Short task:
Locate the string "gmail" throughout the material and copy every line in which it occurs.

Material for this exercise:
+--

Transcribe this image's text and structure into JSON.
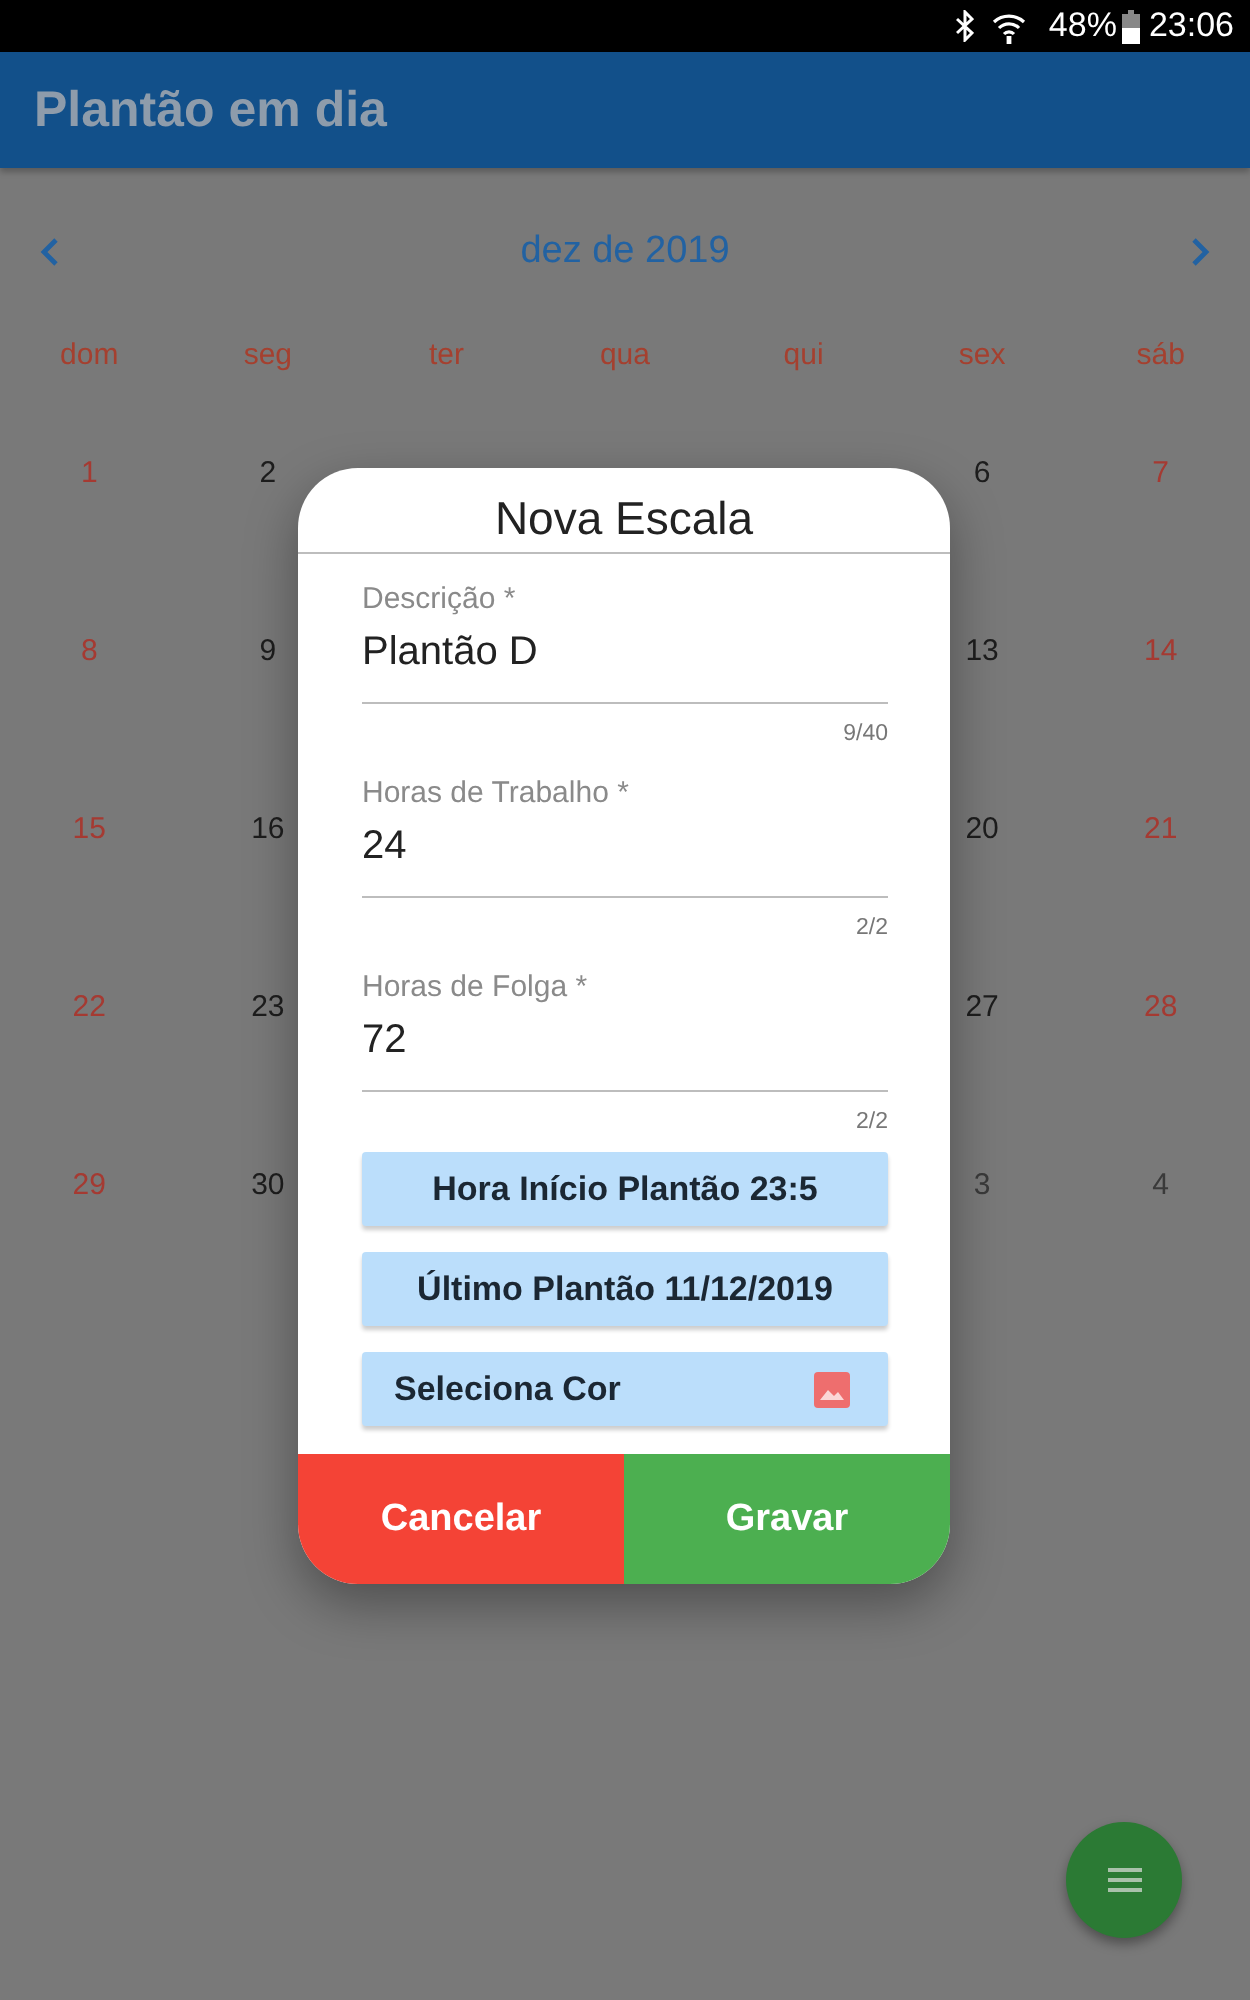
{
  "status_bar": {
    "battery": "48%",
    "time": "23:06"
  },
  "app_bar": {
    "title": "Plantão em dia"
  },
  "calendar": {
    "month": "dez de 2019",
    "weekdays": [
      "dom",
      "seg",
      "ter",
      "qua",
      "qui",
      "sex",
      "sáb"
    ],
    "weeks": [
      {
        "start": [
          {
            "day": "1",
            "kind": "weekend"
          },
          {
            "day": "2",
            "kind": "weekday"
          }
        ],
        "end": [
          {
            "day": "6",
            "kind": "weekday"
          },
          {
            "day": "7",
            "kind": "weekend"
          }
        ]
      },
      {
        "start": [
          {
            "day": "8",
            "kind": "weekend"
          },
          {
            "day": "9",
            "kind": "weekday"
          }
        ],
        "end": [
          {
            "day": "13",
            "kind": "weekday"
          },
          {
            "day": "14",
            "kind": "weekend"
          }
        ]
      },
      {
        "start": [
          {
            "day": "15",
            "kind": "weekend"
          },
          {
            "day": "16",
            "kind": "weekday"
          }
        ],
        "end": [
          {
            "day": "20",
            "kind": "weekday"
          },
          {
            "day": "21",
            "kind": "weekend"
          }
        ]
      },
      {
        "start": [
          {
            "day": "22",
            "kind": "weekend"
          },
          {
            "day": "23",
            "kind": "weekday"
          }
        ],
        "end": [
          {
            "day": "27",
            "kind": "weekday"
          },
          {
            "day": "28",
            "kind": "weekend"
          }
        ]
      },
      {
        "start": [
          {
            "day": "29",
            "kind": "weekend"
          },
          {
            "day": "30",
            "kind": "weekday"
          }
        ],
        "end": [
          {
            "day": "3",
            "kind": "other_month"
          },
          {
            "day": "4",
            "kind": "other_month"
          }
        ]
      }
    ]
  },
  "dialog": {
    "title": "Nova Escala",
    "fields": [
      {
        "label": "Descrição *",
        "value": "Plantão D",
        "counter": "9/40"
      },
      {
        "label": "Horas de Trabalho *",
        "value": "24",
        "counter": "2/2"
      },
      {
        "label": "Horas de Folga *",
        "value": "72",
        "counter": "2/2"
      }
    ],
    "buttons": [
      {
        "label": "Hora Início Plantão 23:5",
        "kind": "time"
      },
      {
        "label": "Último Plantão 11/12/2019",
        "kind": "date"
      },
      {
        "label": "Seleciona Cor",
        "kind": "color"
      }
    ],
    "actions": [
      {
        "label": "Cancelar",
        "kind": "cancel"
      },
      {
        "label": "Gravar",
        "kind": "save"
      }
    ]
  }
}
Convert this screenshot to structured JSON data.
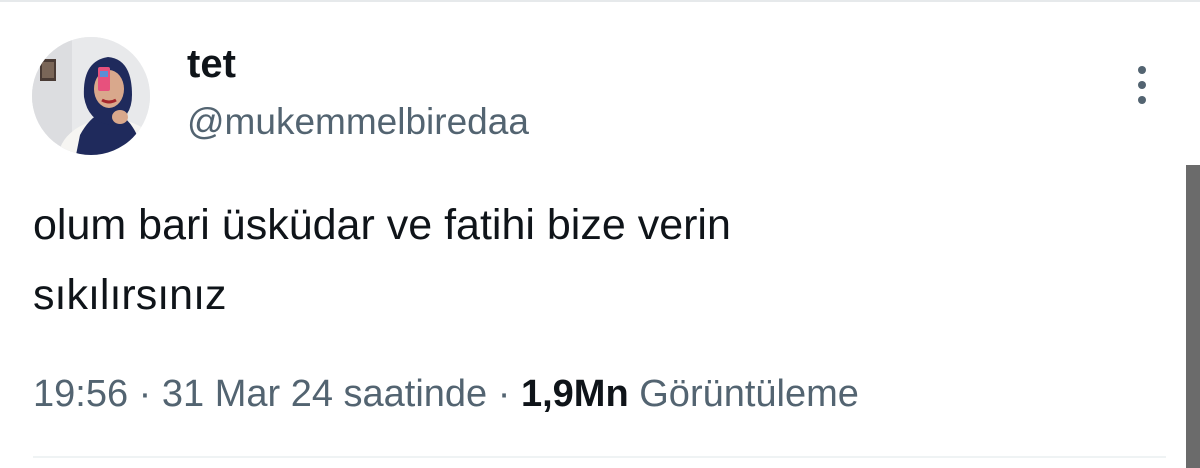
{
  "author": {
    "display_name": "tet",
    "handle": "@mukemmelbiredaa",
    "avatar_icon": "profile-photo-avatar"
  },
  "tweet": {
    "text_line_1": "olum bari üsküdar ve fatihi bize verin",
    "text_line_2": "sıkılırsınız"
  },
  "meta": {
    "time": "19:56",
    "separator": " · ",
    "date": "31 Mar 24 saatinde",
    "views_count": "1,9Mn",
    "views_label": "Görüntüleme"
  },
  "actions": {
    "more_icon": "more-vertical-icon"
  },
  "colors": {
    "text_primary": "#0f1419",
    "text_secondary": "#536471",
    "divider": "#eff3f4"
  }
}
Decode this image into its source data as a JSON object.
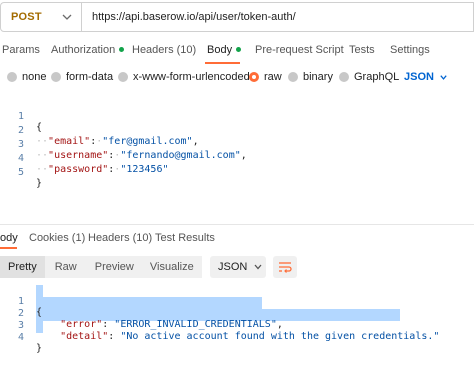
{
  "request": {
    "method": "POST",
    "url": "https://api.baserow.io/api/user/token-auth/"
  },
  "request_tabs": [
    {
      "label": "Params",
      "dot": false
    },
    {
      "label": "Authorization",
      "dot": true
    },
    {
      "label": "Headers (10)",
      "dot": false
    },
    {
      "label": "Body",
      "dot": true,
      "active": true
    },
    {
      "label": "Pre-request Script",
      "dot": false
    },
    {
      "label": "Tests",
      "dot": false
    },
    {
      "label": "Settings",
      "dot": false
    }
  ],
  "body_types": [
    {
      "label": "none",
      "selected": false
    },
    {
      "label": "form-data",
      "selected": false
    },
    {
      "label": "x-www-form-urlencoded",
      "selected": false
    },
    {
      "label": "raw",
      "selected": true
    },
    {
      "label": "binary",
      "selected": false
    },
    {
      "label": "GraphQL",
      "selected": false
    }
  ],
  "raw_format": "JSON",
  "request_body": {
    "line_numbers": [
      "1",
      "2",
      "3",
      "4",
      "5"
    ],
    "open_brace": "{",
    "close_brace": "}",
    "fields": [
      {
        "key": "\"email\"",
        "value": "\"fer@gmail.com\"",
        "comma": ","
      },
      {
        "key": "\"username\"",
        "value": "\"fernando@gmail.com\"",
        "comma": ","
      },
      {
        "key": "\"password\"",
        "value": "\"123456\"",
        "comma": ""
      }
    ]
  },
  "response_tabs": [
    {
      "label": "ody",
      "active": true
    },
    {
      "label": "Cookies (1)"
    },
    {
      "label": "Headers (10)"
    },
    {
      "label": "Test Results"
    }
  ],
  "view_modes": [
    "Pretty",
    "Raw",
    "Preview",
    "Visualize"
  ],
  "response_format": "JSON",
  "response_body": {
    "line_numbers": [
      "1",
      "2",
      "3",
      "4"
    ],
    "open_brace": "{",
    "close_brace": "}",
    "fields": [
      {
        "key": "\"error\"",
        "value": "\"ERROR_INVALID_CREDENTIALS\"",
        "comma": ","
      },
      {
        "key": "\"detail\"",
        "value": "\"No active account found with the given credentials.\"",
        "comma": ""
      }
    ]
  },
  "colors": {
    "accent": "#ff6c37",
    "method_post": "#a36b00",
    "link_blue": "#0064d1",
    "status_dot": "#12a34a",
    "selection": "#b3d7ff"
  }
}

+--

Correct answer:
        "value": "\"fer@gmail.com\"",
        "value": "\"fernando@gmail.com\"",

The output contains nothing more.